Saved data entries:
++++++

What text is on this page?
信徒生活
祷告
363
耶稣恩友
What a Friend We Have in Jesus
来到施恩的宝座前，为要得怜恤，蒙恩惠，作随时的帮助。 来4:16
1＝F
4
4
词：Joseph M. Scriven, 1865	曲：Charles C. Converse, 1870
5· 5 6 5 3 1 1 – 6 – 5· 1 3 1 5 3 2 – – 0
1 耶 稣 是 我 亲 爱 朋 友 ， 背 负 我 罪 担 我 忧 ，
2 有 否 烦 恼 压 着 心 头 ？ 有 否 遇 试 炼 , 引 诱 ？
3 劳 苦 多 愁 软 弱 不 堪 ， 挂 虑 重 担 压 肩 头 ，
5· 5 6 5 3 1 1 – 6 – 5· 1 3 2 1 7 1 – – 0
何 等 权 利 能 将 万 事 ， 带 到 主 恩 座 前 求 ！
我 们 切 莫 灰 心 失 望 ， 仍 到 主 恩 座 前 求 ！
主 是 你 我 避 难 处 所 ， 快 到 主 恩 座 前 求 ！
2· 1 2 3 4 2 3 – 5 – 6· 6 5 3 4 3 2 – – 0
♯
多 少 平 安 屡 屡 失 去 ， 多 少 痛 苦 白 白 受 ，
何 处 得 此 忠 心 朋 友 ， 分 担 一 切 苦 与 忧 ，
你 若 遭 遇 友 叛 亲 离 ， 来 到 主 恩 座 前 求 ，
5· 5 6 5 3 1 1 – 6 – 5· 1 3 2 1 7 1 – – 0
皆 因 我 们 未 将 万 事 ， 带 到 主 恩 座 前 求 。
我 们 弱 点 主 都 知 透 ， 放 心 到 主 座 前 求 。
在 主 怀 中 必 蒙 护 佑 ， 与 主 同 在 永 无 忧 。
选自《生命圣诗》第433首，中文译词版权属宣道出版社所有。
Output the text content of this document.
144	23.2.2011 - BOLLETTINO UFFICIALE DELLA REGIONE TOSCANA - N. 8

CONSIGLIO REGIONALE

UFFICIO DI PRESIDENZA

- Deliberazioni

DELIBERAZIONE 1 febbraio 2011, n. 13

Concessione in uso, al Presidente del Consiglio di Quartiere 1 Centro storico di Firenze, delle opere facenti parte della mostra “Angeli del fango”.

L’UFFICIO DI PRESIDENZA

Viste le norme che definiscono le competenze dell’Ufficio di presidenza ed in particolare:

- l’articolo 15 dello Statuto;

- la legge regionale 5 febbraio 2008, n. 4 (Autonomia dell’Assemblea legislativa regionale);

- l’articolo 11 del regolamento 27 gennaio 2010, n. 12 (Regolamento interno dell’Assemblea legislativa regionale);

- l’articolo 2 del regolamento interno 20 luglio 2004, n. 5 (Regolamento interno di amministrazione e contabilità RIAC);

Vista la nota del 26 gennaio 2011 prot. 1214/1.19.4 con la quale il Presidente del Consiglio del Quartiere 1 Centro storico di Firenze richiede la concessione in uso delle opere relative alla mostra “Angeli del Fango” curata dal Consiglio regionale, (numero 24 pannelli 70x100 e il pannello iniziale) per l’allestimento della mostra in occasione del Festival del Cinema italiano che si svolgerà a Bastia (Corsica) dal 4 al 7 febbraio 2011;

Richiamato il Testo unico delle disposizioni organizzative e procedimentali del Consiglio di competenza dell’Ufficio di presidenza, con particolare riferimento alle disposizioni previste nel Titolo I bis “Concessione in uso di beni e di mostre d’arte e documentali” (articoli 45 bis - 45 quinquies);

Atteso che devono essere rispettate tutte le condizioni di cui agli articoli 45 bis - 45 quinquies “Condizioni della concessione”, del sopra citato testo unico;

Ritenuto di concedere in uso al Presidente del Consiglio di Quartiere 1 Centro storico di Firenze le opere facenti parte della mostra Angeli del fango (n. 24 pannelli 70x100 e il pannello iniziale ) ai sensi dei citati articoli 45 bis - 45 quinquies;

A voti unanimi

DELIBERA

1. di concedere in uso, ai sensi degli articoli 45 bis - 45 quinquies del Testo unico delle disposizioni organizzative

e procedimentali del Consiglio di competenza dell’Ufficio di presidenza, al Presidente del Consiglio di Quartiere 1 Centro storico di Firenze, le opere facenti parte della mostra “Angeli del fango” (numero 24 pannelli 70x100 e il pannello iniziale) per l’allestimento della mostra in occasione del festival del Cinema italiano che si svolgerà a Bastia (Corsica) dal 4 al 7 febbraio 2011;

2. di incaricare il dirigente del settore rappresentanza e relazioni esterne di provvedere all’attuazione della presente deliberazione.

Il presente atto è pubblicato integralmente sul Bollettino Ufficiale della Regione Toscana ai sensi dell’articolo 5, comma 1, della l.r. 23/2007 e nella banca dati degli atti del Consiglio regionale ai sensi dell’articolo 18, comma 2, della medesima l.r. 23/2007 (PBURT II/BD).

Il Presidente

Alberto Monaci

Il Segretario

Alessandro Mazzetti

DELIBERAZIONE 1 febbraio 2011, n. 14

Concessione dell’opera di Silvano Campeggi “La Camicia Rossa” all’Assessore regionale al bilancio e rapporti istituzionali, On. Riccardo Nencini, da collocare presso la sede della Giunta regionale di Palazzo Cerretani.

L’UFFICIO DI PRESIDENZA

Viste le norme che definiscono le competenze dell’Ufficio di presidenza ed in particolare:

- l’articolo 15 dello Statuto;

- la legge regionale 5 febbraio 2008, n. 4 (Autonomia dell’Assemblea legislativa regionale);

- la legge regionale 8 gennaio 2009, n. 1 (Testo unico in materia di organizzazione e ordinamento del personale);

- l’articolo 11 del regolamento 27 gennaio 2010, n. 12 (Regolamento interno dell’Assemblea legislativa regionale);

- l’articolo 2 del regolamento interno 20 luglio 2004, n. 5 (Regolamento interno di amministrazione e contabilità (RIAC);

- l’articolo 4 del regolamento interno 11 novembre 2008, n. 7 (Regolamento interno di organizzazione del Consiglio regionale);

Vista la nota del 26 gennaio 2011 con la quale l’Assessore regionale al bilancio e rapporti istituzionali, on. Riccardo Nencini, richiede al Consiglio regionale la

++++++

Given exercise: Transcribe each entry exactly.

Solution for this exercise:
What text is on this page?
信徒生活
祷告
363
耶稣恩友
What a Friend We Have in Jesus
来到施恩的宝座前，为要得怜恤，蒙恩惠，作随时的帮助。 来4:16
1＝F
4
4
词：Joseph M. Scriven, 1865	曲：Charles C. Converse, 1870
5· 5 6 5 3 1 1 – 6 – 5· 1 3 1 5 3 2 – – 0
1 耶 稣 是 我 亲 爱 朋 友 ， 背 负 我 罪 担 我 忧 ，
2 有 否 烦 恼 压 着 心 头 ？ 有 否 遇 试 炼 , 引 诱 ？
3 劳 苦 多 愁 软 弱 不 堪 ， 挂 虑 重 担 压 肩 头 ，
5· 5 6 5 3 1 1 – 6 – 5· 1 3 2 1 7 1 – – 0
何 等 权 利 能 将 万 事 ， 带 到 主 恩 座 前 求 ！
我 们 切 莫 灰 心 失 望 ， 仍 到 主 恩 座 前 求 ！
主 是 你 我 避 难 处 所 ， 快 到 主 恩 座 前 求 ！
2· 1 2 3 4 2 3 – 5 – 6· 6 5 3 4 3 2 – – 0
♯
多 少 平 安 屡 屡 失 去 ， 多 少 痛 苦 白 白 受 ，
何 处 得 此 忠 心 朋 友 ， 分 担 一 切 苦 与 忧 ，
你 若 遭 遇 友 叛 亲 离 ， 来 到 主 恩 座 前 求 ，
5· 5 6 5 3 1 1 – 6 – 5· 1 3 2 1 7 1 – – 0
皆 因 我 们 未 将 万 事 ， 带 到 主 恩 座 前 求 。
我 们 弱 点 主 都 知 透 ， 放 心 到 主 座 前 求 。
在 主 怀 中 必 蒙 护 佑 ， 与 主 同 在 永 无 忧 。
选自《生命圣诗》第433首，中文译词版权属宣道出版社所有。
Output the text content of this document.
144	23.2.2011 - BOLLETTINO UFFICIALE DELLA REGIONE TOSCANA - N. 8

CONSIGLIO REGIONALE

UFFICIO DI PRESIDENZA

- Deliberazioni

DELIBERAZIONE 1 febbraio 2011, n. 13

Concessione in uso, al Presidente del Consiglio di Quartiere 1 Centro storico di Firenze, delle opere facenti parte della mostra “Angeli del fango”.

L’UFFICIO DI PRESIDENZA

Viste le norme che definiscono le competenze dell’Ufficio di presidenza ed in particolare:

- l’articolo 15 dello Statuto;

- la legge regionale 5 febbraio 2008, n. 4 (Autonomia dell’Assemblea legislativa regionale);

- l’articolo 11 del regolamento 27 gennaio 2010, n. 12 (Regolamento interno dell’Assemblea legislativa regionale);

- l’articolo 2 del regolamento interno 20 luglio 2004, n. 5 (Regolamento interno di amministrazione e contabilità RIAC);

Vista la nota del 26 gennaio 2011 prot. 1214/1.19.4 con la quale il Presidente del Consiglio del Quartiere 1 Centro storico di Firenze richiede la concessione in uso delle opere relative alla mostra “Angeli del Fango” curata dal Consiglio regionale, (numero 24 pannelli 70x100 e il pannello iniziale) per l’allestimento della mostra in occasione del Festival del Cinema italiano che si svolgerà a Bastia (Corsica) dal 4 al 7 febbraio 2011;

Richiamato il Testo unico delle disposizioni organizzative e procedimentali del Consiglio di competenza dell’Ufficio di presidenza, con particolare riferimento alle disposizioni previste nel Titolo I bis “Concessione in uso di beni e di mostre d’arte e documentali” (articoli 45 bis - 45 quinquies);

Atteso che devono essere rispettate tutte le condizioni di cui agli articoli 45 bis - 45 quinquies “Condizioni della concessione”, del sopra citato testo unico;

Ritenuto di concedere in uso al Presidente del Consiglio di Quartiere 1 Centro storico di Firenze le opere facenti parte della mostra Angeli del fango (n. 24 pannelli 70x100 e il pannello iniziale ) ai sensi dei citati articoli 45 bis - 45 quinquies;

A voti unanimi

DELIBERA

1. di concedere in uso, ai sensi degli articoli 45 bis - 45 quinquies del Testo unico delle disposizioni organizzative

e procedimentali del Consiglio di competenza dell’Ufficio di presidenza, al Presidente del Consiglio di Quartiere 1 Centro storico di Firenze, le opere facenti parte della mostra “Angeli del fango” (numero 24 pannelli 70x100 e il pannello iniziale) per l’allestimento della mostra in occasione del festival del Cinema italiano che si svolgerà a Bastia (Corsica) dal 4 al 7 febbraio 2011;

2. di incaricare il dirigente del settore rappresentanza e relazioni esterne di provvedere all’attuazione della presente deliberazione.

Il presente atto è pubblicato integralmente sul Bollettino Ufficiale della Regione Toscana ai sensi dell’articolo 5, comma 1, della l.r. 23/2007 e nella banca dati degli atti del Consiglio regionale ai sensi dell’articolo 18, comma 2, della medesima l.r. 23/2007 (PBURT II/BD).

Il Presidente

Alberto Monaci

Il Segretario

Alessandro Mazzetti

DELIBERAZIONE 1 febbraio 2011, n. 14

Concessione dell’opera di Silvano Campeggi “La Camicia Rossa” all’Assessore regionale al bilancio e rapporti istituzionali, On. Riccardo Nencini, da collocare presso la sede della Giunta regionale di Palazzo Cerretani.

L’UFFICIO DI PRESIDENZA

Viste le norme che definiscono le competenze dell’Ufficio di presidenza ed in particolare:

- l’articolo 15 dello Statuto;

- la legge regionale 5 febbraio 2008, n. 4 (Autonomia dell’Assemblea legislativa regionale);

- la legge regionale 8 gennaio 2009, n. 1 (Testo unico in materia di organizzazione e ordinamento del personale);

- l’articolo 11 del regolamento 27 gennaio 2010, n. 12 (Regolamento interno dell’Assemblea legislativa regionale);

- l’articolo 2 del regolamento interno 20 luglio 2004, n. 5 (Regolamento interno di amministrazione e contabilità (RIAC);

- l’articolo 4 del regolamento interno 11 novembre 2008, n. 7 (Regolamento interno di organizzazione del Consiglio regionale);

Vista la nota del 26 gennaio 2011 con la quale l’Assessore regionale al bilancio e rapporti istituzionali, on. Riccardo Nencini, richiede al Consiglio regionale la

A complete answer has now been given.